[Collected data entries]
────────────────────────────────────────
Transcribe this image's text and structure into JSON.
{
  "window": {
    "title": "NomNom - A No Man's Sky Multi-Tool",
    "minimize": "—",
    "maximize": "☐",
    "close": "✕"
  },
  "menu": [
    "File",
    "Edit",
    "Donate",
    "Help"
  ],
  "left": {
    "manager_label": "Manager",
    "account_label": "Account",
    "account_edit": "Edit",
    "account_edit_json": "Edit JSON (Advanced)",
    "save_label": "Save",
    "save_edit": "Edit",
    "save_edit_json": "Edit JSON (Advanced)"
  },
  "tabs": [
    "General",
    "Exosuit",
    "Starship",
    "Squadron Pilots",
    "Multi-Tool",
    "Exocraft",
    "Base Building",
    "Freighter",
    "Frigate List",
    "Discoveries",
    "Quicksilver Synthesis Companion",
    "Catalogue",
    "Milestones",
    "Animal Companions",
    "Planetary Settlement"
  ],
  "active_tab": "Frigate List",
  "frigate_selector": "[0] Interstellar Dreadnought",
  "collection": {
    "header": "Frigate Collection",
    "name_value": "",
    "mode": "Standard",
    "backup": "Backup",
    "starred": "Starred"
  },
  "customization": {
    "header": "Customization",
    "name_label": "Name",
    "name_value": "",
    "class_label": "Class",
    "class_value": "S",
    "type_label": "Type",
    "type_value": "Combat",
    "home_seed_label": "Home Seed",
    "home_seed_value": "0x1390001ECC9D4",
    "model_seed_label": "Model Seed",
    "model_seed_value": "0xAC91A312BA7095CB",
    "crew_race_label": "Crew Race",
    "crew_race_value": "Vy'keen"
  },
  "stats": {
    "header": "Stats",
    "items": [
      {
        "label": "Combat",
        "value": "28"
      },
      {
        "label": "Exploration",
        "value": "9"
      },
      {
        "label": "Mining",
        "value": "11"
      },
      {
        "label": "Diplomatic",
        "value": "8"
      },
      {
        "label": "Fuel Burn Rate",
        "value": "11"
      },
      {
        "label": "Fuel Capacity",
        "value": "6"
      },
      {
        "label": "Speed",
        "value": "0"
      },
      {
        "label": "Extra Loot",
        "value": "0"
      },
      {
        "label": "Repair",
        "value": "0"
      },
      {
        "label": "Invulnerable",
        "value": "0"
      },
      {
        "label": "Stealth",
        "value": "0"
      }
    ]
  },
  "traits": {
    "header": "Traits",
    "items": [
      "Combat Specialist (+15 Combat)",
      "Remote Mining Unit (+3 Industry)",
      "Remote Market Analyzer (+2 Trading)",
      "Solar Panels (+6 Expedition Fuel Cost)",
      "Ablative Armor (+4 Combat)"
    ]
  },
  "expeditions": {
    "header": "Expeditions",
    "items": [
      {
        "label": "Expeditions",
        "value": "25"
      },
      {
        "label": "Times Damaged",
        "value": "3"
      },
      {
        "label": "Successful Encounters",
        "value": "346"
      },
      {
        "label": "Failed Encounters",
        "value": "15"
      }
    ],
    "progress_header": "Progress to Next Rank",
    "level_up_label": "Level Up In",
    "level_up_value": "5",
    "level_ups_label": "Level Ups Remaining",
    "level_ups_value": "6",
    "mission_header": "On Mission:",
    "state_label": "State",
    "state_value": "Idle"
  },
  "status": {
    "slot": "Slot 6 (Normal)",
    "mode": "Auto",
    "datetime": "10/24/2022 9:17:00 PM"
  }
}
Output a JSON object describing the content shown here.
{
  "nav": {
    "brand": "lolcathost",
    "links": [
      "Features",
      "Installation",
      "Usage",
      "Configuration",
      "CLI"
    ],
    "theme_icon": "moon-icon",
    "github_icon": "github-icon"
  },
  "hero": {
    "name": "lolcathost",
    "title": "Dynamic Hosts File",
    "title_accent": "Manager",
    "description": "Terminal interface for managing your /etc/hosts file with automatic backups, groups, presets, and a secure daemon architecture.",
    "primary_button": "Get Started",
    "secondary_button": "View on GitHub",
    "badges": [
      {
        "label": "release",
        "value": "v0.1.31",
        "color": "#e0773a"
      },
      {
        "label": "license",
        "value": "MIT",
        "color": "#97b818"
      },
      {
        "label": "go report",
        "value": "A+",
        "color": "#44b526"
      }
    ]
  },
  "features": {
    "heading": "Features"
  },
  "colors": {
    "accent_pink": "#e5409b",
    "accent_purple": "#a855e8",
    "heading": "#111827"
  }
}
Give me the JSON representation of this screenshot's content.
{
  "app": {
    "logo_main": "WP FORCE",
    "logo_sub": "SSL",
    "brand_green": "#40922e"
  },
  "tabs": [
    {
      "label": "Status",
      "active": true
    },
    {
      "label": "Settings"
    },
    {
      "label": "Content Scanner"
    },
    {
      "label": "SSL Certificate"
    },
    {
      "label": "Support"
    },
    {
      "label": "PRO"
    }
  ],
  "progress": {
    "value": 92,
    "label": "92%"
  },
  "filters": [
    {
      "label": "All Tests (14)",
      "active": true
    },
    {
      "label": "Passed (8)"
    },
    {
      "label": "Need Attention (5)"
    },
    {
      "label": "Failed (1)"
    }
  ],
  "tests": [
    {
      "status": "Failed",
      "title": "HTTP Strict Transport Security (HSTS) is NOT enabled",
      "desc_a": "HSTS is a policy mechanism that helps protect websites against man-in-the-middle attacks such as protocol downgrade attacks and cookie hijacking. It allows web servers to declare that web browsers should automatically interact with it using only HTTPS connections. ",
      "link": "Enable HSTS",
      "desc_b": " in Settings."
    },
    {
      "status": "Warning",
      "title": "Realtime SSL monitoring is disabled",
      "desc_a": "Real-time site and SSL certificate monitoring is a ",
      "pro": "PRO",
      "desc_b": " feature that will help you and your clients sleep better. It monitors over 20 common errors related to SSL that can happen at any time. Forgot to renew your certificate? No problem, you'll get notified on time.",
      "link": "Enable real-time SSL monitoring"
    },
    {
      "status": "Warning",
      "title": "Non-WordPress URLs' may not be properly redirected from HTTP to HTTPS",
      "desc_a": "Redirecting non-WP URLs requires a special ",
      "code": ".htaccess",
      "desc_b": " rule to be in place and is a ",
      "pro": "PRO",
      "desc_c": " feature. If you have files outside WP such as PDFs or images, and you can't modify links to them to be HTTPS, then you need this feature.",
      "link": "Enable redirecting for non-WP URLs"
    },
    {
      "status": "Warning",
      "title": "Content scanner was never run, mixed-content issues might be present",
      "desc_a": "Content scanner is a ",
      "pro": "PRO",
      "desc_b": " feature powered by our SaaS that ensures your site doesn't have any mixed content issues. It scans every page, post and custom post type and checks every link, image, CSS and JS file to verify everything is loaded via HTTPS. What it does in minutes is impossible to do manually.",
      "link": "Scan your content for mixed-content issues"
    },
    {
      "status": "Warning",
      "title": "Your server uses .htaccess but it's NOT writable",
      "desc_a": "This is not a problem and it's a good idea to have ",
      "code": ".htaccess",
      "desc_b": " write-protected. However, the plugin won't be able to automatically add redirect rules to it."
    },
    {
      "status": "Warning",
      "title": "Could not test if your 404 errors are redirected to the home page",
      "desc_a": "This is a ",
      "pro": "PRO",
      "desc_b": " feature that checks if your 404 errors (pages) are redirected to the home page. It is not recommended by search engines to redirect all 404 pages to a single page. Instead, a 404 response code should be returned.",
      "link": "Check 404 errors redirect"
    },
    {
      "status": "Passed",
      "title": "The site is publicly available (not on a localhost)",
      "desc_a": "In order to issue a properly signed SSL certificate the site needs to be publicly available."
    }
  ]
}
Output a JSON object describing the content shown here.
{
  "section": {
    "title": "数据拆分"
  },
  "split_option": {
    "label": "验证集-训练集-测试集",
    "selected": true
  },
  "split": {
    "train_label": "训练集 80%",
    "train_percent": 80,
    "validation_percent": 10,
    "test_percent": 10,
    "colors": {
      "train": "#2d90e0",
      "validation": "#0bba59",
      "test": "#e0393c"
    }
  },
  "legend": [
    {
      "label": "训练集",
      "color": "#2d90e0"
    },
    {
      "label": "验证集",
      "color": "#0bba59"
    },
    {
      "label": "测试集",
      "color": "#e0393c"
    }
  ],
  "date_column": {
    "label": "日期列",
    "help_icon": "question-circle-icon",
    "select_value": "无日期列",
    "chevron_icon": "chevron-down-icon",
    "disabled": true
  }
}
────────────────────────────────────────
PROBLEM TO WORK ON
Find each line holding "Multi". Copy it out.

RESULT OF THE EXERCISE
    "title": "NomNom - A No Man's Sky Multi-Tool",
    "Multi-Tool",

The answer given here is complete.